What needs to be done>
The data must be written out once more, precisely as given.

Exercise materials>
—————

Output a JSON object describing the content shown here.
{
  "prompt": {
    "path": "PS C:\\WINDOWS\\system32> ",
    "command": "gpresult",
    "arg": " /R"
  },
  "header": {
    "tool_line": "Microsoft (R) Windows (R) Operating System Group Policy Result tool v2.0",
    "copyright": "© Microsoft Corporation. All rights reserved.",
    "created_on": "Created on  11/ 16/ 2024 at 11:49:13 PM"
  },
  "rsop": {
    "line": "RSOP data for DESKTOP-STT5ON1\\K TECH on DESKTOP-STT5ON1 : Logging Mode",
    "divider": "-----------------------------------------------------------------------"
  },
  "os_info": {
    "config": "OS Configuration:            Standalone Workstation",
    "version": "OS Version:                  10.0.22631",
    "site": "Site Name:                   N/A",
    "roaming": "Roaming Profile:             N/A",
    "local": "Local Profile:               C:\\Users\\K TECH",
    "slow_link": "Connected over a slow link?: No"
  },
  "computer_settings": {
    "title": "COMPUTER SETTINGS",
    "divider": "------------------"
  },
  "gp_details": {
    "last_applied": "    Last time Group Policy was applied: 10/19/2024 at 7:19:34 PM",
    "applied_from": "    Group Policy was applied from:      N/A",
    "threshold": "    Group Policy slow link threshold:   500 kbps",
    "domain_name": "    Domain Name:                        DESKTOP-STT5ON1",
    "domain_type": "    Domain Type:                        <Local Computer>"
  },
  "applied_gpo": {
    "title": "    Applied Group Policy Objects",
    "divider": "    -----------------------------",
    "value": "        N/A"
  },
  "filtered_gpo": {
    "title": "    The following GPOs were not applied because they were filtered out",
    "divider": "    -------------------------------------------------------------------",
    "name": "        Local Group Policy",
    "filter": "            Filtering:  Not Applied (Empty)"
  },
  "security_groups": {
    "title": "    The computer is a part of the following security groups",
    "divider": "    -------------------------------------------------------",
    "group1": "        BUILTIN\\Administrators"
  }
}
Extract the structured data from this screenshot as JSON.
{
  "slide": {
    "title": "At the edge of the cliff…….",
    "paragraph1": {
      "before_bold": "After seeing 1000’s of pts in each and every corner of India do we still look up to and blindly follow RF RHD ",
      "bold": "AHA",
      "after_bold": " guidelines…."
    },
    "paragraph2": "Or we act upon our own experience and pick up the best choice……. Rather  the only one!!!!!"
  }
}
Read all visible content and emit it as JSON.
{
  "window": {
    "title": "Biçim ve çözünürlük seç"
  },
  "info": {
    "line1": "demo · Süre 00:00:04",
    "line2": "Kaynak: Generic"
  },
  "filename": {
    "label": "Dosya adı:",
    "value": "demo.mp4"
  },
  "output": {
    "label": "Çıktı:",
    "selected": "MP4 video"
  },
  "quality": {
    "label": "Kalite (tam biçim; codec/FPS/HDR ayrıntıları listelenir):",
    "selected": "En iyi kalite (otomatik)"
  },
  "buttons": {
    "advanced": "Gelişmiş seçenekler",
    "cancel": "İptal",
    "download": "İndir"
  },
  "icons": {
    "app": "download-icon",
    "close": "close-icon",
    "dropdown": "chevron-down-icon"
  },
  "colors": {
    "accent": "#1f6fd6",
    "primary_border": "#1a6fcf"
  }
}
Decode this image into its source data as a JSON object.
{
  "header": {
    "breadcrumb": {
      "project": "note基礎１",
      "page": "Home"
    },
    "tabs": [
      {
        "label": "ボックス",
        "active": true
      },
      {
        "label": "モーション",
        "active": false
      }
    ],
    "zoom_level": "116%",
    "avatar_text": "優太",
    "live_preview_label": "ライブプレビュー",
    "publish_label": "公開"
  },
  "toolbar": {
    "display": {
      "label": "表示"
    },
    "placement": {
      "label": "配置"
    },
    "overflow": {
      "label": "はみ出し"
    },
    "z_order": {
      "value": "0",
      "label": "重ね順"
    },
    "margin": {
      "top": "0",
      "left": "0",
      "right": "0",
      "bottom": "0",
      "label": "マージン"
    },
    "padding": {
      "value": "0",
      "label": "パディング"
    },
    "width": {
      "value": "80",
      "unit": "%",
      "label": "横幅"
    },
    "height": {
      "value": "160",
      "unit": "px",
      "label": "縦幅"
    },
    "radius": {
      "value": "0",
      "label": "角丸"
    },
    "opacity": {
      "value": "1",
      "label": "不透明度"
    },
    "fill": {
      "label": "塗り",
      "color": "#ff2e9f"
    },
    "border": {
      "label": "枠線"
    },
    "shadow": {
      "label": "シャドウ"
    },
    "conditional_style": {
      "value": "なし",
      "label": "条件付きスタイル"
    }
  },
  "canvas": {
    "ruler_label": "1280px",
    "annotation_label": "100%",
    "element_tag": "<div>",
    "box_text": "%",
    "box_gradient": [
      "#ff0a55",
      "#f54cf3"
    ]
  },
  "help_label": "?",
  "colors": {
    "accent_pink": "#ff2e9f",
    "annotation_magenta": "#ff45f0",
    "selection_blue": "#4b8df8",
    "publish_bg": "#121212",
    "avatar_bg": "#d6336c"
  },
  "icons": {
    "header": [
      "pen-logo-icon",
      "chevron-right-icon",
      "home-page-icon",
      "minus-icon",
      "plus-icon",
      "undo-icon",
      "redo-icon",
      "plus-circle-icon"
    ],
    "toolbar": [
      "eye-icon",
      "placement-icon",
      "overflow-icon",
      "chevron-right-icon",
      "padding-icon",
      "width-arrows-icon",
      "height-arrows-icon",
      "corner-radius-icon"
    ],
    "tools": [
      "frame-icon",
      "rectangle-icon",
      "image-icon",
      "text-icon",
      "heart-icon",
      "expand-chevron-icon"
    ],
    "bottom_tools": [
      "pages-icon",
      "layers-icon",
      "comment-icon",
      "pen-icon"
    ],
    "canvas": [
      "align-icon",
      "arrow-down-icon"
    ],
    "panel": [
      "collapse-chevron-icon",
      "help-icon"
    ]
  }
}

—————

Full response>
Output a JSON object describing the content shown here.
{
  "prompt": {
    "path": "PS C:\\WINDOWS\\system32> ",
    "command": "gpresult",
    "arg": " /R"
  },
  "header": {
    "tool_line": "Microsoft (R) Windows (R) Operating System Group Policy Result tool v2.0",
    "copyright": "© Microsoft Corporation. All rights reserved.",
    "created_on": "Created on  11/ 16/ 2024 at 11:49:13 PM"
  },
  "rsop": {
    "line": "RSOP data for DESKTOP-STT5ON1\\K TECH on DESKTOP-STT5ON1 : Logging Mode",
    "divider": "-----------------------------------------------------------------------"
  },
  "os_info": {
    "config": "OS Configuration:            Standalone Workstation",
    "version": "OS Version:                  10.0.22631",
    "site": "Site Name:                   N/A",
    "roaming": "Roaming Profile:             N/A",
    "local": "Local Profile:               C:\\Users\\K TECH",
    "slow_link": "Connected over a slow link?: No"
  },
  "computer_settings": {
    "title": "COMPUTER SETTINGS",
    "divider": "------------------"
  },
  "gp_details": {
    "last_applied": "    Last time Group Policy was applied: 10/19/2024 at 7:19:34 PM",
    "applied_from": "    Group Policy was applied from:      N/A",
    "threshold": "    Group Policy slow link threshold:   500 kbps",
    "domain_name": "    Domain Name:                        DESKTOP-STT5ON1",
    "domain_type": "    Domain Type:                        <Local Computer>"
  },
  "applied_gpo": {
    "title": "    Applied Group Policy Objects",
    "divider": "    -----------------------------",
    "value": "        N/A"
  },
  "filtered_gpo": {
    "title": "    The following GPOs were not applied because they were filtered out",
    "divider": "    -------------------------------------------------------------------",
    "name": "        Local Group Policy",
    "filter": "            Filtering:  Not Applied (Empty)"
  },
  "security_groups": {
    "title": "    The computer is a part of the following security groups",
    "divider": "    -------------------------------------------------------",
    "group1": "        BUILTIN\\Administrators"
  }
}
Extract the structured data from this screenshot as JSON.
{
  "slide": {
    "title": "At the edge of the cliff…….",
    "paragraph1": {
      "before_bold": "After seeing 1000’s of pts in each and every corner of India do we still look up to and blindly follow RF RHD ",
      "bold": "AHA",
      "after_bold": " guidelines…."
    },
    "paragraph2": "Or we act upon our own experience and pick up the best choice……. Rather  the only one!!!!!"
  }
}
Read all visible content and emit it as JSON.
{
  "window": {
    "title": "Biçim ve çözünürlük seç"
  },
  "info": {
    "line1": "demo · Süre 00:00:04",
    "line2": "Kaynak: Generic"
  },
  "filename": {
    "label": "Dosya adı:",
    "value": "demo.mp4"
  },
  "output": {
    "label": "Çıktı:",
    "selected": "MP4 video"
  },
  "quality": {
    "label": "Kalite (tam biçim; codec/FPS/HDR ayrıntıları listelenir):",
    "selected": "En iyi kalite (otomatik)"
  },
  "buttons": {
    "advanced": "Gelişmiş seçenekler",
    "cancel": "İptal",
    "download": "İndir"
  },
  "icons": {
    "app": "download-icon",
    "close": "close-icon",
    "dropdown": "chevron-down-icon"
  },
  "colors": {
    "accent": "#1f6fd6",
    "primary_border": "#1a6fcf"
  }
}
Decode this image into its source data as a JSON object.
{
  "header": {
    "breadcrumb": {
      "project": "note基礎１",
      "page": "Home"
    },
    "tabs": [
      {
        "label": "ボックス",
        "active": true
      },
      {
        "label": "モーション",
        "active": false
      }
    ],
    "zoom_level": "116%",
    "avatar_text": "優太",
    "live_preview_label": "ライブプレビュー",
    "publish_label": "公開"
  },
  "toolbar": {
    "display": {
      "label": "表示"
    },
    "placement": {
      "label": "配置"
    },
    "overflow": {
      "label": "はみ出し"
    },
    "z_order": {
      "value": "0",
      "label": "重ね順"
    },
    "margin": {
      "top": "0",
      "left": "0",
      "right": "0",
      "bottom": "0",
      "label": "マージン"
    },
    "padding": {
      "value": "0",
      "label": "パディング"
    },
    "width": {
      "value": "80",
      "unit": "%",
      "label": "横幅"
    },
    "height": {
      "value": "160",
      "unit": "px",
      "label": "縦幅"
    },
    "radius": {
      "value": "0",
      "label": "角丸"
    },
    "opacity": {
      "value": "1",
      "label": "不透明度"
    },
    "fill": {
      "label": "塗り",
      "color": "#ff2e9f"
    },
    "border": {
      "label": "枠線"
    },
    "shadow": {
      "label": "シャドウ"
    },
    "conditional_style": {
      "value": "なし",
      "label": "条件付きスタイル"
    }
  },
  "canvas": {
    "ruler_label": "1280px",
    "annotation_label": "100%",
    "element_tag": "<div>",
    "box_text": "%",
    "box_gradient": [
      "#ff0a55",
      "#f54cf3"
    ]
  },
  "help_label": "?",
  "colors": {
    "accent_pink": "#ff2e9f",
    "annotation_magenta": "#ff45f0",
    "selection_blue": "#4b8df8",
    "publish_bg": "#121212",
    "avatar_bg": "#d6336c"
  },
  "icons": {
    "header": [
      "pen-logo-icon",
      "chevron-right-icon",
      "home-page-icon",
      "minus-icon",
      "plus-icon",
      "undo-icon",
      "redo-icon",
      "plus-circle-icon"
    ],
    "toolbar": [
      "eye-icon",
      "placement-icon",
      "overflow-icon",
      "chevron-right-icon",
      "padding-icon",
      "width-arrows-icon",
      "height-arrows-icon",
      "corner-radius-icon"
    ],
    "tools": [
      "frame-icon",
      "rectangle-icon",
      "image-icon",
      "text-icon",
      "heart-icon",
      "expand-chevron-icon"
    ],
    "bottom_tools": [
      "pages-icon",
      "layers-icon",
      "comment-icon",
      "pen-icon"
    ],
    "canvas": [
      "align-icon",
      "arrow-down-icon"
    ],
    "panel": [
      "collapse-chevron-icon",
      "help-icon"
    ]
  }
}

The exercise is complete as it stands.